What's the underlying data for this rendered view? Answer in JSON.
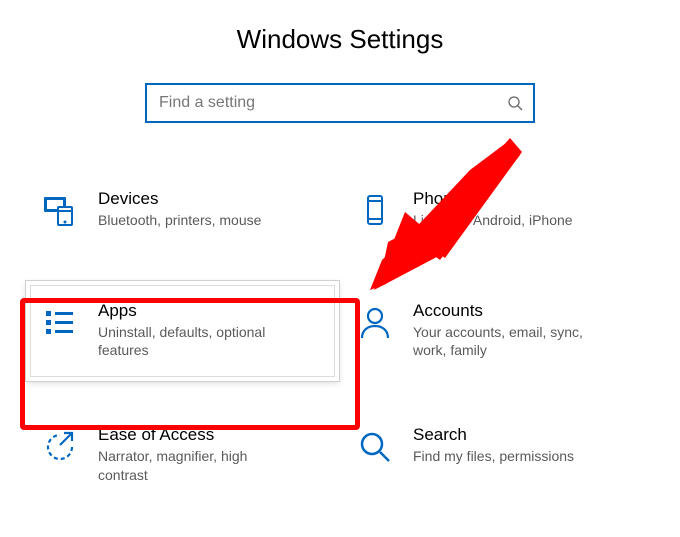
{
  "title": "Windows Settings",
  "search": {
    "placeholder": "Find a setting",
    "value": ""
  },
  "tiles": {
    "devices": {
      "title": "Devices",
      "desc": "Bluetooth, printers, mouse"
    },
    "phone": {
      "title": "Phone",
      "desc": "Link your Android, iPhone"
    },
    "apps": {
      "title": "Apps",
      "desc": "Uninstall, defaults, optional features"
    },
    "accounts": {
      "title": "Accounts",
      "desc": "Your accounts, email, sync, work, family"
    },
    "ease": {
      "title": "Ease of Access",
      "desc": "Narrator, magnifier, high contrast"
    },
    "search": {
      "title": "Search",
      "desc": "Find my files, permissions"
    }
  },
  "annotation": {
    "target": "apps",
    "color": "#ff0000"
  }
}
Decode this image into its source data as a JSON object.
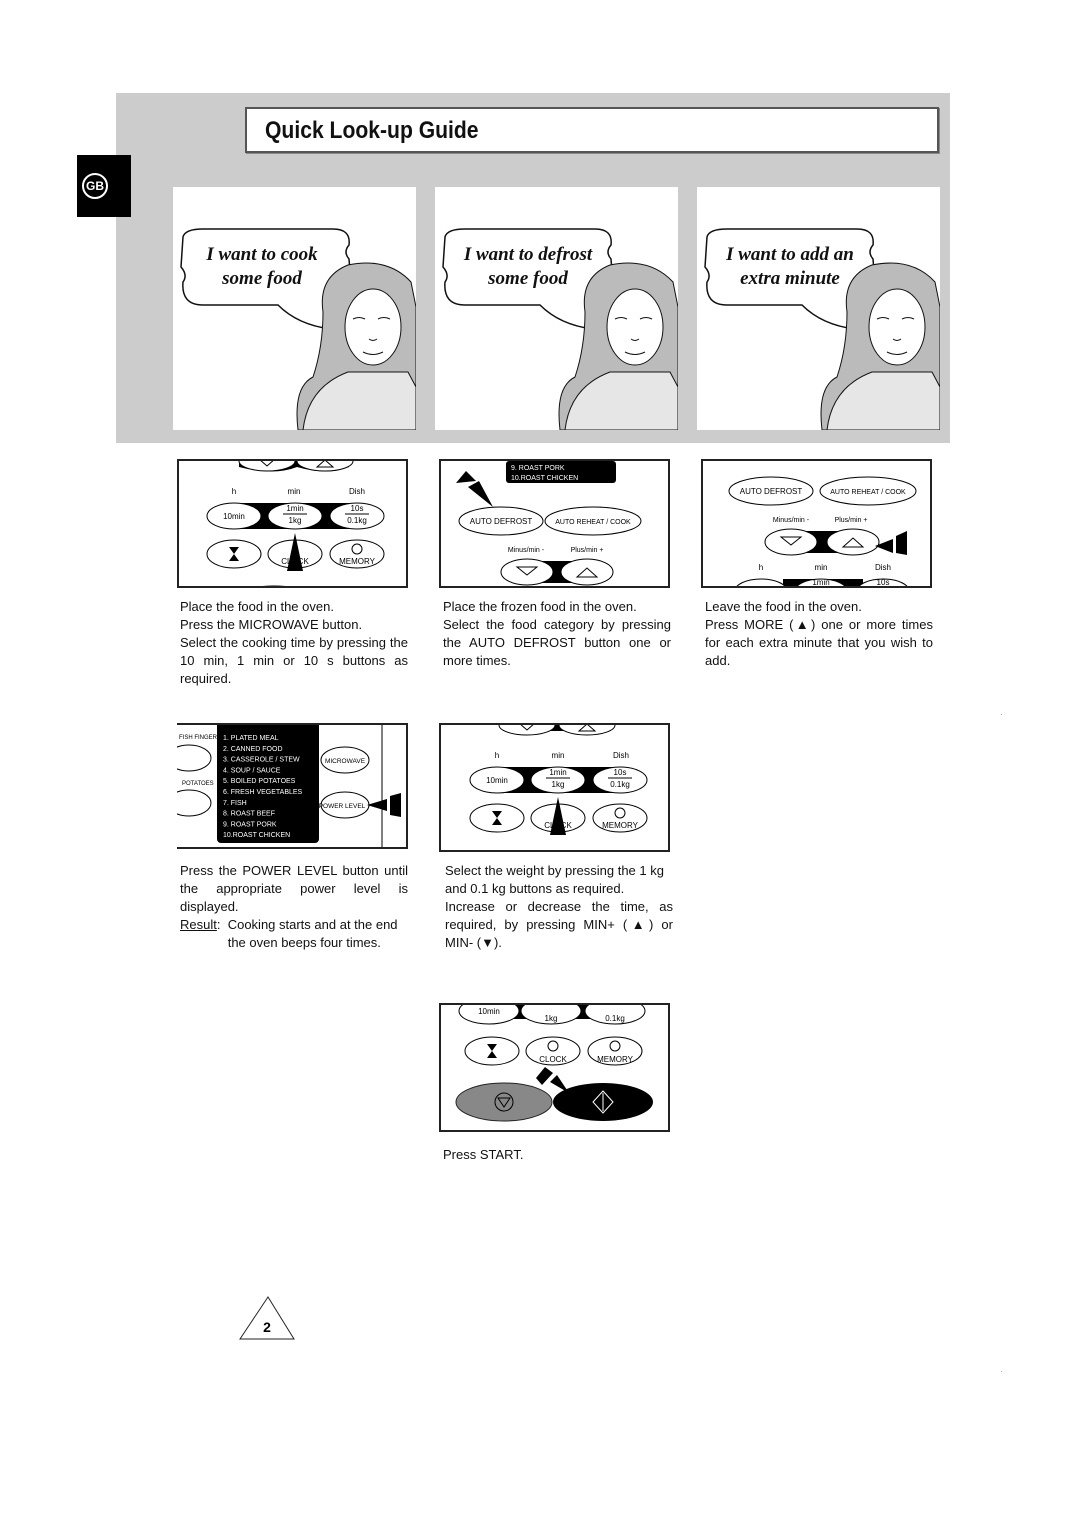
{
  "header": {
    "title": "Quick Look-up Guide",
    "language_tab": "GB"
  },
  "panels": [
    {
      "speech": [
        "I want to cook",
        "some food"
      ]
    },
    {
      "speech": [
        "I want to defrost",
        "some food"
      ]
    },
    {
      "speech": [
        "I want to add an",
        "extra minute"
      ]
    }
  ],
  "keypad": {
    "h": "h",
    "min": "min",
    "dish": "Dish",
    "btn_10min": "10min",
    "btn_1min": "1min",
    "btn_1kg": "1kg",
    "btn_10s": "10s",
    "btn_01kg": "0.1kg",
    "clock": "CLOCK",
    "memory": "MEMORY",
    "memory_icon": "PM",
    "auto_defrost": "AUTO DEFROST",
    "auto_reheat": "AUTO REHEAT / COOK",
    "minus_min": "Minus/min -",
    "plus_min": "Plus/min +",
    "microwave": "MICROWAVE",
    "power_level": "POWER LEVEL",
    "fish_finger": "FISH FINGER",
    "potatoes": "POTATOES",
    "menu_items": [
      "1. PLATED MEAL",
      "2. CANNED FOOD",
      "3. CASSEROLE / STEW",
      "4. SOUP / SAUCE",
      "5. BOILED POTATOES",
      "6. FRESH VEGETABLES",
      "7. FISH",
      "8. ROAST BEEF",
      "9. ROAST PORK",
      "10.ROAST CHICKEN"
    ]
  },
  "steps": {
    "cook_1": [
      "Place the food in the oven.",
      "Press the MICROWAVE button.",
      "Select the cooking time by pressing the 10 min, 1 min or 10 s buttons as required."
    ],
    "defrost_1": [
      "Place the frozen food in the oven.",
      "Select the food category by pressing the AUTO DEFROST button one or more times."
    ],
    "extra_1": [
      "Leave the food in the oven.",
      "Press MORE (▲) one or more times for each extra minute that you wish to add."
    ],
    "cook_2": "Press the POWER LEVEL button until the appropriate power level is displayed.",
    "cook_2_result_label": "Result",
    "cook_2_result": "Cooking starts and at the end the oven beeps four times.",
    "defrost_2": [
      "Select the weight by pressing the 1 kg and 0.1 kg buttons as required.",
      "Increase or decrease the time, as required, by pressing MIN+ (▲) or MIN- (▼)."
    ],
    "defrost_3": "Press START."
  },
  "footer": {
    "page_number": "2"
  }
}
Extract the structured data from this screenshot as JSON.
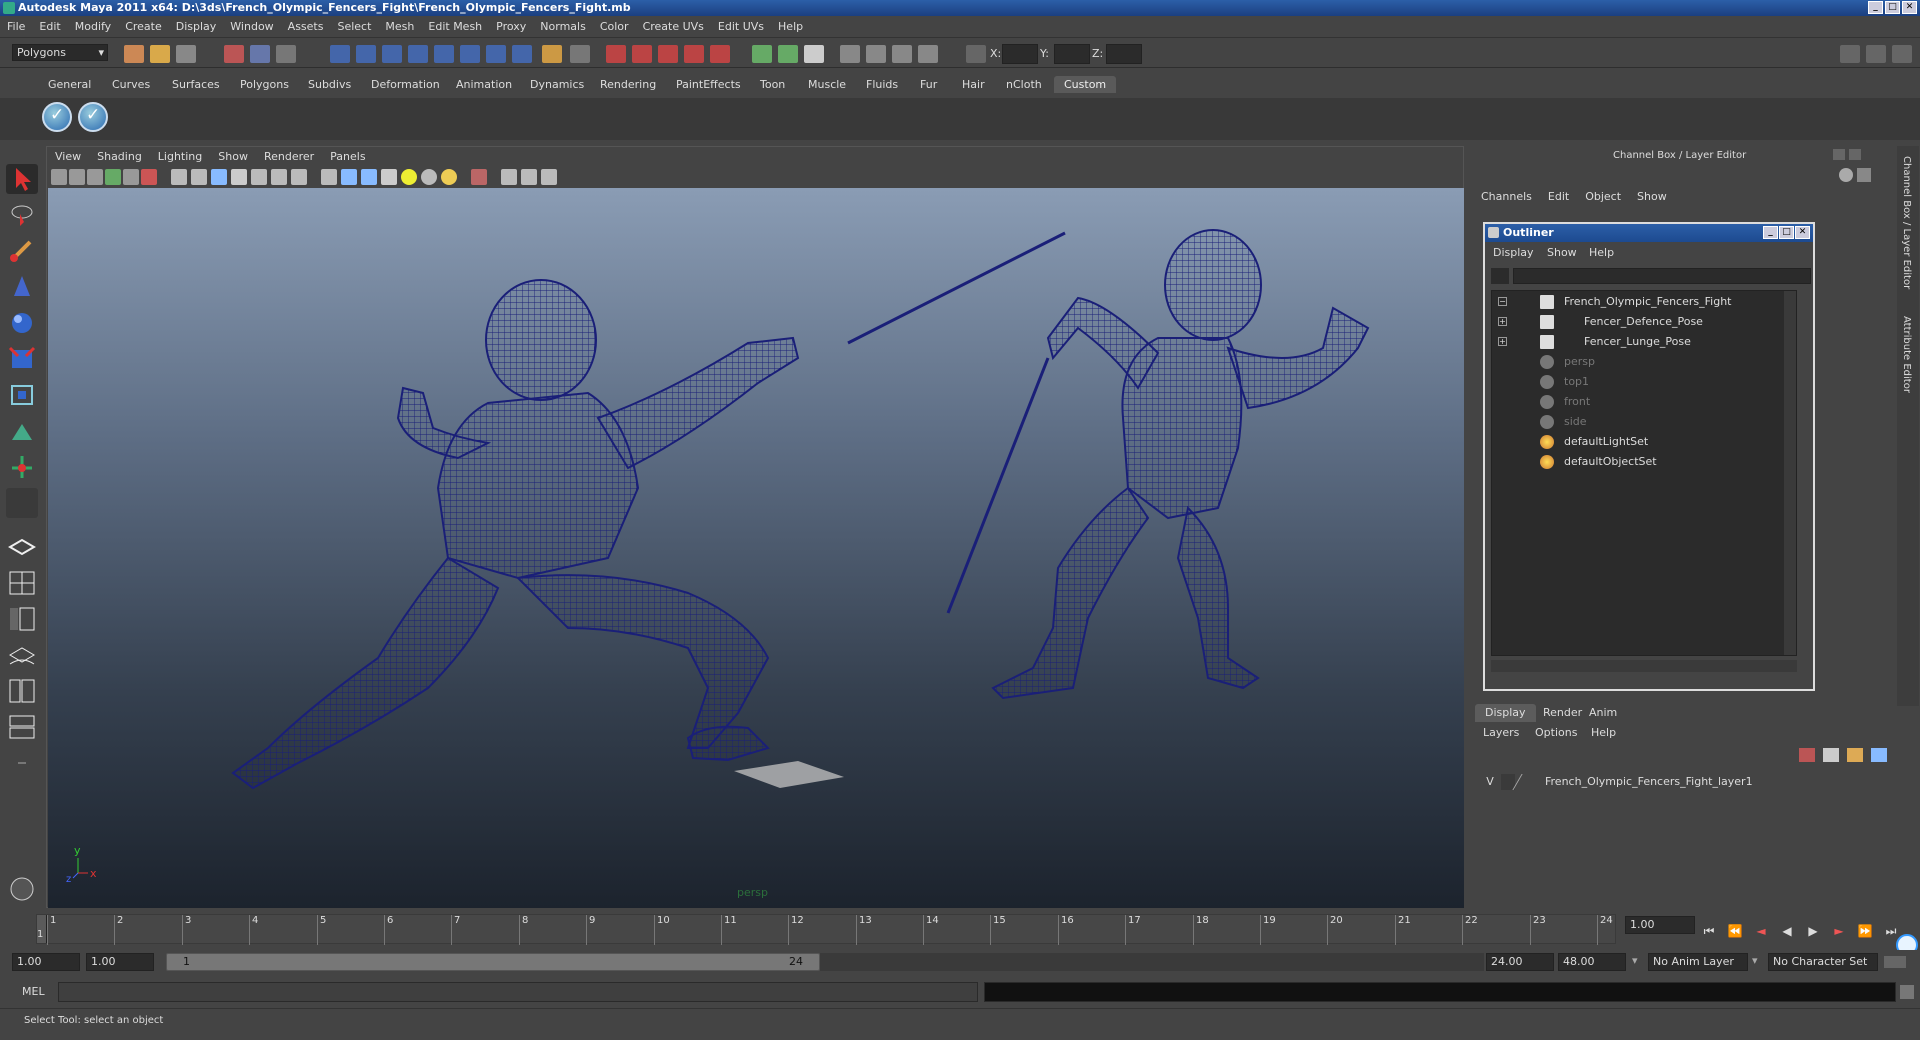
{
  "window": {
    "title": "Autodesk Maya 2011 x64: D:\\3ds\\French_Olympic_Fencers_Fight\\French_Olympic_Fencers_Fight.mb"
  },
  "menu": [
    "File",
    "Edit",
    "Modify",
    "Create",
    "Display",
    "Window",
    "Assets",
    "Select",
    "Mesh",
    "Edit Mesh",
    "Proxy",
    "Normals",
    "Color",
    "Create UVs",
    "Edit UVs",
    "Help"
  ],
  "statusline": {
    "mode": "Polygons",
    "x_label": "X:",
    "y_label": "Y:",
    "z_label": "Z:"
  },
  "shelf": {
    "tabs": [
      "General",
      "Curves",
      "Surfaces",
      "Polygons",
      "Subdivs",
      "Deformation",
      "Animation",
      "Dynamics",
      "Rendering",
      "PaintEffects",
      "Toon",
      "Muscle",
      "Fluids",
      "Fur",
      "Hair",
      "nCloth",
      "Custom"
    ],
    "active": "Custom"
  },
  "viewport": {
    "menu": [
      "View",
      "Shading",
      "Lighting",
      "Show",
      "Renderer",
      "Panels"
    ],
    "camera_label": "persp",
    "axis_y": "y",
    "axis_x": "x",
    "axis_z": "z"
  },
  "channelbox": {
    "title": "Channel Box / Layer Editor",
    "menu": [
      "Channels",
      "Edit",
      "Object",
      "Show"
    ],
    "side_tabs": [
      "Channel Box / Layer Editor",
      "Attribute Editor"
    ]
  },
  "outliner": {
    "title": "Outliner",
    "menu": [
      "Display",
      "Show",
      "Help"
    ],
    "items": [
      {
        "label": "French_Olympic_Fencers_Fight",
        "dim": false
      },
      {
        "label": "Fencer_Defence_Pose",
        "dim": false
      },
      {
        "label": "Fencer_Lunge_Pose",
        "dim": false
      },
      {
        "label": "persp",
        "dim": true
      },
      {
        "label": "top1",
        "dim": true
      },
      {
        "label": "front",
        "dim": true
      },
      {
        "label": "side",
        "dim": true
      },
      {
        "label": "defaultLightSet",
        "dim": false
      },
      {
        "label": "defaultObjectSet",
        "dim": false
      }
    ]
  },
  "layers": {
    "tabs": [
      "Display",
      "Render",
      "Anim"
    ],
    "menu": [
      "Layers",
      "Options",
      "Help"
    ],
    "layer_visible": "V",
    "layer_name": "French_Olympic_Fencers_Fight_layer1"
  },
  "timeline": {
    "ticks": [
      "1",
      "2",
      "3",
      "4",
      "5",
      "6",
      "7",
      "8",
      "9",
      "10",
      "11",
      "12",
      "13",
      "14",
      "15",
      "16",
      "17",
      "18",
      "19",
      "20",
      "21",
      "22",
      "23",
      "24"
    ],
    "current_frame": "1.00",
    "current_marker": "1"
  },
  "range": {
    "start": "1.00",
    "playback_start": "1.00",
    "slider_start": "1",
    "slider_end": "24",
    "playback_end": "24.00",
    "end": "48.00",
    "anim_layer": "No Anim Layer",
    "character_set": "No Character Set"
  },
  "command": {
    "label": "MEL"
  },
  "help": {
    "text": "Select Tool: select an object"
  },
  "colors": {
    "wire": "#1a1f78",
    "title_blue": "#2c5fa8"
  }
}
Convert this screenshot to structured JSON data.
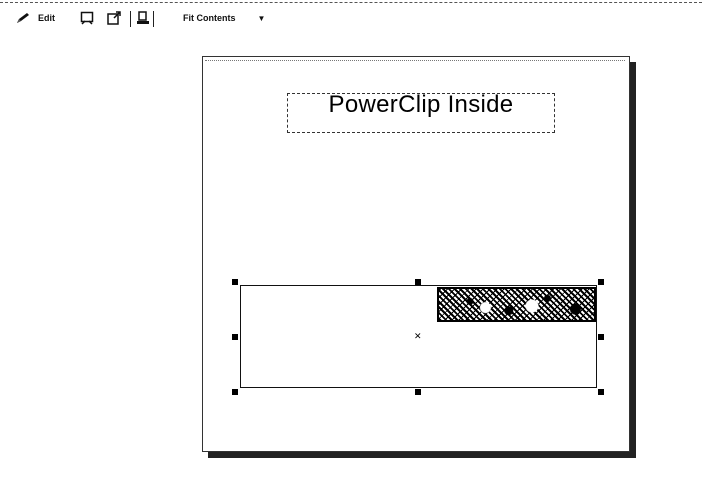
{
  "toolbar": {
    "edit_label": "Edit",
    "fit_label": "Fit Contents",
    "icons": {
      "edit": "pencil-icon",
      "select_contents": "select-contents-icon",
      "extract_contents": "extract-contents-icon",
      "lock_contents": "lock-contents-icon",
      "dropdown": "chevron-down-icon"
    }
  },
  "canvas": {
    "title_text": "PowerClip Inside"
  }
}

════════

Problem statement - Whichever lines contain the string "times", select and copy them.

Solution -
      "Select the food category by pressing the AUTO DEFROST button one or more times."
      "Press MORE (▲) one or more times for each extra minute that you wish to add."
    "cook_2_result": "Cooking starts and at the end the oven beeps four times.",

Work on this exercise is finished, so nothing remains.